Work instructions:
Omit all pictures, then retype the data exactly as given.

Data entries:
- - - - -
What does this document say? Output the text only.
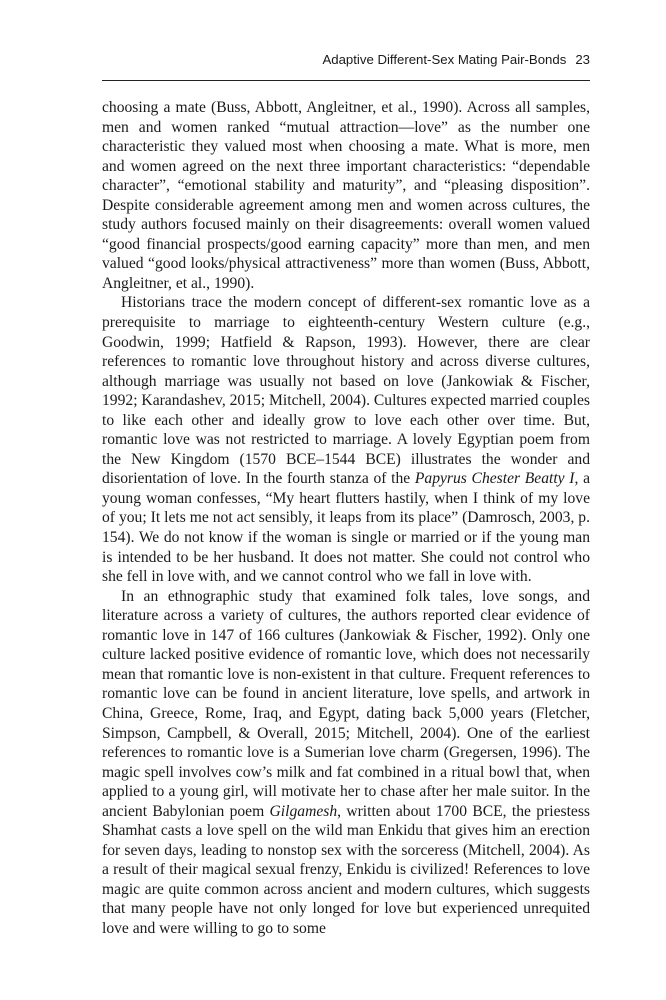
Adaptive Different-Sex Mating Pair-Bonds 23

choosing a mate (Buss, Abbott, Angleitner, et al., 1990). Across all samples, men and women ranked “mutual attraction—love” as the number one characteristic they valued most when choosing a mate. What is more, men and women agreed on the next three important characteristics: “dependable character”, “emotional stability and maturity”, and “pleasing disposition”. Despite considerable agreement among men and women across cultures, the study authors focused mainly on their disagreements: overall women valued “good financial prospects/good earning capacity” more than men, and men valued “good looks/physical attractiveness” more than women (Buss, Abbott, Angleitner, et al., 1990).

Historians trace the modern concept of different-sex romantic love as a prerequisite to marriage to eighteenth-century Western culture (e.g., Goodwin, 1999; Hatfield & Rapson, 1993). However, there are clear references to romantic love throughout history and across diverse cultures, although marriage was usually not based on love (Jankowiak & Fischer, 1992; Karandashev, 2015; Mitchell, 2004). Cultures expected married couples to like each other and ideally grow to love each other over time. But, romantic love was not restricted to marriage. A lovely Egyptian poem from the New Kingdom (1570 BCE–1544 BCE) illustrates the wonder and disorientation of love. In the fourth stanza of the Papyrus Chester Beatty I, a young woman confesses, “My heart flutters hastily, when I think of my love of you; It lets me not act sensibly, it leaps from its place” (Damrosch, 2003, p. 154). We do not know if the woman is single or married or if the young man is intended to be her husband. It does not matter. She could not control who she fell in love with, and we cannot control who we fall in love with.

In an ethnographic study that examined folk tales, love songs, and literature across a variety of cultures, the authors reported clear evidence of romantic love in 147 of 166 cultures (Jankowiak & Fischer, 1992). Only one culture lacked positive evidence of romantic love, which does not necessarily mean that romantic love is non-existent in that culture. Frequent references to romantic love can be found in ancient literature, love spells, and artwork in China, Greece, Rome, Iraq, and Egypt, dating back 5,000 years (Fletcher, Simpson, Campbell, & Overall, 2015; Mitchell, 2004). One of the earliest references to romantic love is a Sumerian love charm (Gregersen, 1996). The magic spell involves cow’s milk and fat combined in a ritual bowl that, when applied to a young girl, will motivate her to chase after her male suitor. In the ancient Babylonian poem Gilgamesh, written about 1700 BCE, the priestess Shamhat casts a love spell on the wild man Enkidu that gives him an erection for seven days, leading to nonstop sex with the sorceress (Mitchell, 2004). As a result of their magical sexual frenzy, Enkidu is civilized! References to love magic are quite common across ancient and modern cultures, which suggests that many people have not only longed for love but experienced unrequited love and were willing to go to some
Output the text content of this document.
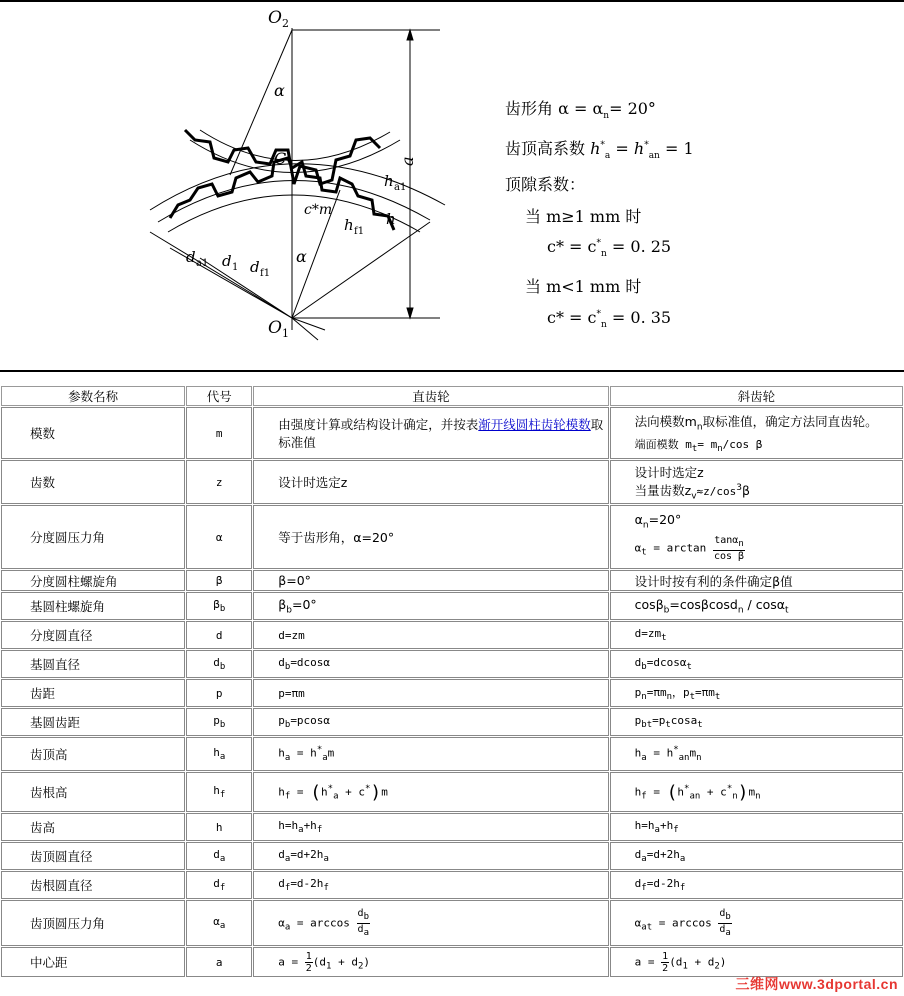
O 2
O 1
α
α
C	a
c*m
h a1
h f1
h
d a1 d 1 d f1
齿形角 $\alpha = \alpha_n= 20^\circ$
齿顶高系数 $h^*_a = h^*_{an} = 1$
顶隙系数：
当 m≥1 mm 时
$c* = c^*_n = 0$. 25
当 m<1 mm 时
$c* = c^*_n = 0$. 35
参数名称	代号	直齿轮	斜齿轮
模数	m	由强度计算或结构设计确定，并按表渐开线圆柱齿轮模数取标准值	法向模数$m_n$取标准值，确定方法同直齿轮。
端面模数 $m_t= m_n/\cos$ β

齿数	z	设计时选定z	设计时选定z
当量齿数$z_v\approx z/\cos^3\beta$

分度圆压力角	α	等于齿形角，α=20°	$\alpha_n=20^\circ$
$\alpha_t = \arctan \frac{\tan\alpha_n}{\text{cos β}}$

分度圆柱螺旋角	β	β=0°	设计时按有利的条件确定β值
基圆柱螺旋角	$\beta_b$	$\beta_b=0^\circ$	cosβ$_b$=cosβcosd$_n$ / cosα$_t$
分度圆直径	d	d=zm	$d=zm_t$
基圆直径	$d_b$	$d_b=dcos\alpha$	$d_b=dcos\alpha_t$
齿距	p	p=πm	$p_n=\pi m_n$，$p_t=\pi m_t$
基圆齿距	$p_b$	$p_b=pcos\alpha$	$p_{bt}=p_t\cos a_t$
齿顶高	$h_a$	$h_a = h^*_am$	$h_a = h^*_{an}m_n$
齿根高	$h_f$	$h_f = (h^*_a + c^*)m$	$h_f = (h^*_{an} + c^*_n)m_n$
齿高	h	$h=h_a+h_f$	$h=h_a+h_f$
齿顶圆直径	$d_a$	$d_a=d+2h_a$	$d_a=d+2h_a$
齿根圆直径	$d_f$	$d_f=d-2h_f$	$d_f=d-2h_f$
齿顶圆压力角	$\alpha_a$	$\alpha_a = \arccos \frac{d_b}{d_a}$	$\alpha_{at} = \arccos \frac{d_b}{d_a}$

中心距	a	$a = \frac{1}{2} (d_1 + d_2)$	$a = \frac{1}{2} (d_1 + d_2)$
三维网www.3dportal.cn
- - - - -
Answer below:
What does this document say? Output the text only.
Adaptive Different-Sex Mating Pair-Bonds 23

choosing a mate (Buss, Abbott, Angleitner, et al., 1990). Across all samples, men and women ranked “mutual attraction—love” as the number one characteristic they valued most when choosing a mate. What is more, men and women agreed on the next three important characteristics: “dependable character”, “emotional stability and maturity”, and “pleasing disposition”. Despite considerable agreement among men and women across cultures, the study authors focused mainly on their disagreements: overall women valued “good financial prospects/good earning capacity” more than men, and men valued “good looks/physical attractiveness” more than women (Buss, Abbott, Angleitner, et al., 1990).

Historians trace the modern concept of different-sex romantic love as a prerequisite to marriage to eighteenth-century Western culture (e.g., Goodwin, 1999; Hatfield & Rapson, 1993). However, there are clear references to romantic love throughout history and across diverse cultures, although marriage was usually not based on love (Jankowiak & Fischer, 1992; Karandashev, 2015; Mitchell, 2004). Cultures expected married couples to like each other and ideally grow to love each other over time. But, romantic love was not restricted to marriage. A lovely Egyptian poem from the New Kingdom (1570 BCE–1544 BCE) illustrates the wonder and disorientation of love. In the fourth stanza of the Papyrus Chester Beatty I, a young woman confesses, “My heart flutters hastily, when I think of my love of you; It lets me not act sensibly, it leaps from its place” (Damrosch, 2003, p. 154). We do not know if the woman is single or married or if the young man is intended to be her husband. It does not matter. She could not control who she fell in love with, and we cannot control who we fall in love with.

In an ethnographic study that examined folk tales, love songs, and literature across a variety of cultures, the authors reported clear evidence of romantic love in 147 of 166 cultures (Jankowiak & Fischer, 1992). Only one culture lacked positive evidence of romantic love, which does not necessarily mean that romantic love is non-existent in that culture. Frequent references to romantic love can be found in ancient literature, love spells, and artwork in China, Greece, Rome, Iraq, and Egypt, dating back 5,000 years (Fletcher, Simpson, Campbell, & Overall, 2015; Mitchell, 2004). One of the earliest references to romantic love is a Sumerian love charm (Gregersen, 1996). The magic spell involves cow’s milk and fat combined in a ritual bowl that, when applied to a young girl, will motivate her to chase after her male suitor. In the ancient Babylonian poem Gilgamesh, written about 1700 BCE, the priestess Shamhat casts a love spell on the wild man Enkidu that gives him an erection for seven days, leading to nonstop sex with the sorceress (Mitchell, 2004). As a result of their magical sexual frenzy, Enkidu is civilized! References to love magic are quite common across ancient and modern cultures, which suggests that many people have not only longed for love but experienced unrequited love and were willing to go to some
Output the text content of this document.
O 2
O 1
α
α
C	a
c*m
h a1
h f1
h
d a1 d 1 d f1
齿形角 $\alpha = \alpha_n= 20^\circ$
齿顶高系数 $h^*_a = h^*_{an} = 1$
顶隙系数：
当 m≥1 mm 时
$c* = c^*_n = 0$. 25
当 m<1 mm 时
$c* = c^*_n = 0$. 35
参数名称	代号	直齿轮	斜齿轮
模数	m	由强度计算或结构设计确定，并按表渐开线圆柱齿轮模数取标准值	法向模数$m_n$取标准值，确定方法同直齿轮。
端面模数 $m_t= m_n/\cos$ β

齿数	z	设计时选定z	设计时选定z
当量齿数$z_v\approx z/\cos^3\beta$

分度圆压力角	α	等于齿形角，α=20°	$\alpha_n=20^\circ$
$\alpha_t = \arctan \frac{\tan\alpha_n}{\text{cos β}}$

分度圆柱螺旋角	β	β=0°	设计时按有利的条件确定β值
基圆柱螺旋角	$\beta_b$	$\beta_b=0^\circ$	cosβ$_b$=cosβcosd$_n$ / cosα$_t$
分度圆直径	d	d=zm	$d=zm_t$
基圆直径	$d_b$	$d_b=dcos\alpha$	$d_b=dcos\alpha_t$
齿距	p	p=πm	$p_n=\pi m_n$，$p_t=\pi m_t$
基圆齿距	$p_b$	$p_b=pcos\alpha$	$p_{bt}=p_t\cos a_t$
齿顶高	$h_a$	$h_a = h^*_am$	$h_a = h^*_{an}m_n$
齿根高	$h_f$	$h_f = (h^*_a + c^*)m$	$h_f = (h^*_{an} + c^*_n)m_n$
齿高	h	$h=h_a+h_f$	$h=h_a+h_f$
齿顶圆直径	$d_a$	$d_a=d+2h_a$	$d_a=d+2h_a$
齿根圆直径	$d_f$	$d_f=d-2h_f$	$d_f=d-2h_f$
齿顶圆压力角	$\alpha_a$	$\alpha_a = \arccos \frac{d_b}{d_a}$	$\alpha_{at} = \arccos \frac{d_b}{d_a}$

中心距	a	$a = \frac{1}{2} (d_1 + d_2)$	$a = \frac{1}{2} (d_1 + d_2)$
三维网www.3dportal.cn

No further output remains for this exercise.